## AIM OF THE TASK
Reproduce the records that follow in full, excluding any picture they contain.

## GIVEN DATA
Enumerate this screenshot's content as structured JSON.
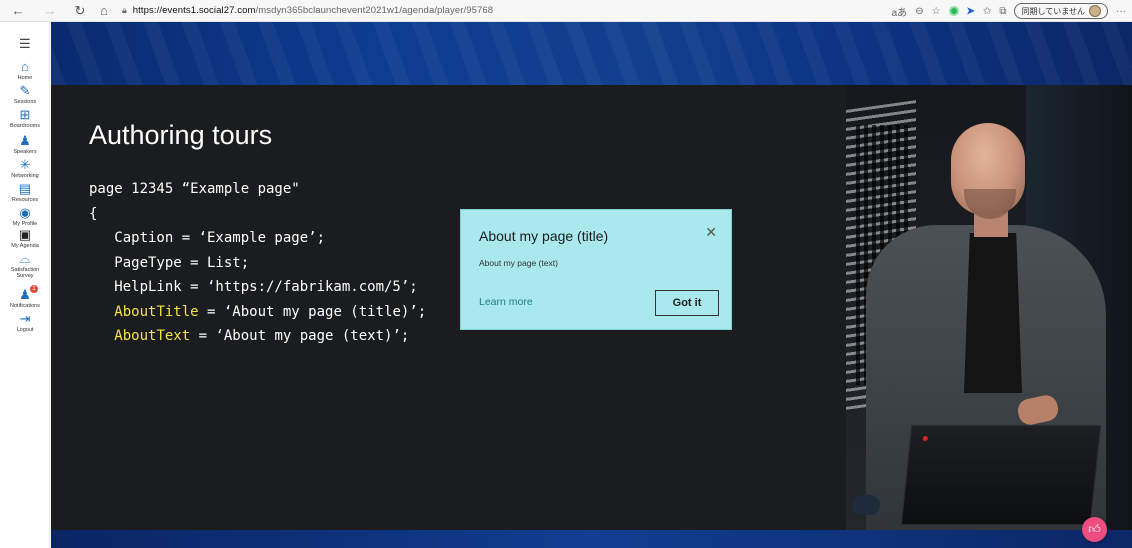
{
  "browser": {
    "url_host": "https://events1.social27.com",
    "url_path": "/msdyn365bclaunchevent2021w1/agenda/player/95768",
    "sync_label": "同期していません",
    "read_aloud": "aあ",
    "more": "···"
  },
  "sidebar": {
    "items": [
      {
        "label": "Home",
        "icon": "home-icon"
      },
      {
        "label": "Sessions",
        "icon": "pencil-icon"
      },
      {
        "label": "Boardrooms",
        "icon": "boardroom-icon"
      },
      {
        "label": "Speakers",
        "icon": "speakers-icon"
      },
      {
        "label": "Networking",
        "icon": "networking-icon"
      },
      {
        "label": "Resources",
        "icon": "resources-icon"
      },
      {
        "label": "My Profile",
        "icon": "profile-icon"
      },
      {
        "label": "My Agenda",
        "icon": "agenda-icon"
      },
      {
        "label": "Satisfaction Survey",
        "icon": "survey-icon"
      },
      {
        "label": "Notifications",
        "icon": "bell-icon",
        "badge": "1"
      },
      {
        "label": "Logout",
        "icon": "logout-icon"
      }
    ]
  },
  "slide": {
    "title": "Authoring tours",
    "code": {
      "line1": "page 12345 “Example page\"",
      "line2": "{",
      "line3": "   Caption = ‘Example page’;",
      "line4": "   PageType = List;",
      "line5": "   HelpLink = ‘https://fabrikam.com/5’;",
      "line6_key": "AboutTitle",
      "line6_rest": " = ‘About my page (title)’;",
      "line7_key": "AboutText",
      "line7_rest": " = ‘About my page (text)’;"
    }
  },
  "tour_card": {
    "title": "About my page (title)",
    "text": "About my page (text)",
    "learn_more": "Learn more",
    "got_it": "Got it",
    "close": "✕"
  },
  "colors": {
    "accent_yellow": "#f2e445",
    "tour_bg": "#a9e8ec",
    "link": "#24807f",
    "nav_icon": "#1d6fb8",
    "like": "#ee4d80"
  }
}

## CORRECT RESPONSE
Enumerate this screenshot's content as structured JSON.
{
  "browser": {
    "url_host": "https://events1.social27.com",
    "url_path": "/msdyn365bclaunchevent2021w1/agenda/player/95768",
    "sync_label": "同期していません",
    "read_aloud": "aあ",
    "more": "···"
  },
  "sidebar": {
    "items": [
      {
        "label": "Home",
        "icon": "home-icon"
      },
      {
        "label": "Sessions",
        "icon": "pencil-icon"
      },
      {
        "label": "Boardrooms",
        "icon": "boardroom-icon"
      },
      {
        "label": "Speakers",
        "icon": "speakers-icon"
      },
      {
        "label": "Networking",
        "icon": "networking-icon"
      },
      {
        "label": "Resources",
        "icon": "resources-icon"
      },
      {
        "label": "My Profile",
        "icon": "profile-icon"
      },
      {
        "label": "My Agenda",
        "icon": "agenda-icon"
      },
      {
        "label": "Satisfaction Survey",
        "icon": "survey-icon"
      },
      {
        "label": "Notifications",
        "icon": "bell-icon",
        "badge": "1"
      },
      {
        "label": "Logout",
        "icon": "logout-icon"
      }
    ]
  },
  "slide": {
    "title": "Authoring tours",
    "code": {
      "line1": "page 12345 “Example page\"",
      "line2": "{",
      "line3": "   Caption = ‘Example page’;",
      "line4": "   PageType = List;",
      "line5": "   HelpLink = ‘https://fabrikam.com/5’;",
      "line6_key": "AboutTitle",
      "line6_rest": " = ‘About my page (title)’;",
      "line7_key": "AboutText",
      "line7_rest": " = ‘About my page (text)’;"
    }
  },
  "tour_card": {
    "title": "About my page (title)",
    "text": "About my page (text)",
    "learn_more": "Learn more",
    "got_it": "Got it",
    "close": "✕"
  },
  "colors": {
    "accent_yellow": "#f2e445",
    "tour_bg": "#a9e8ec",
    "link": "#24807f",
    "nav_icon": "#1d6fb8",
    "like": "#ee4d80"
  }
}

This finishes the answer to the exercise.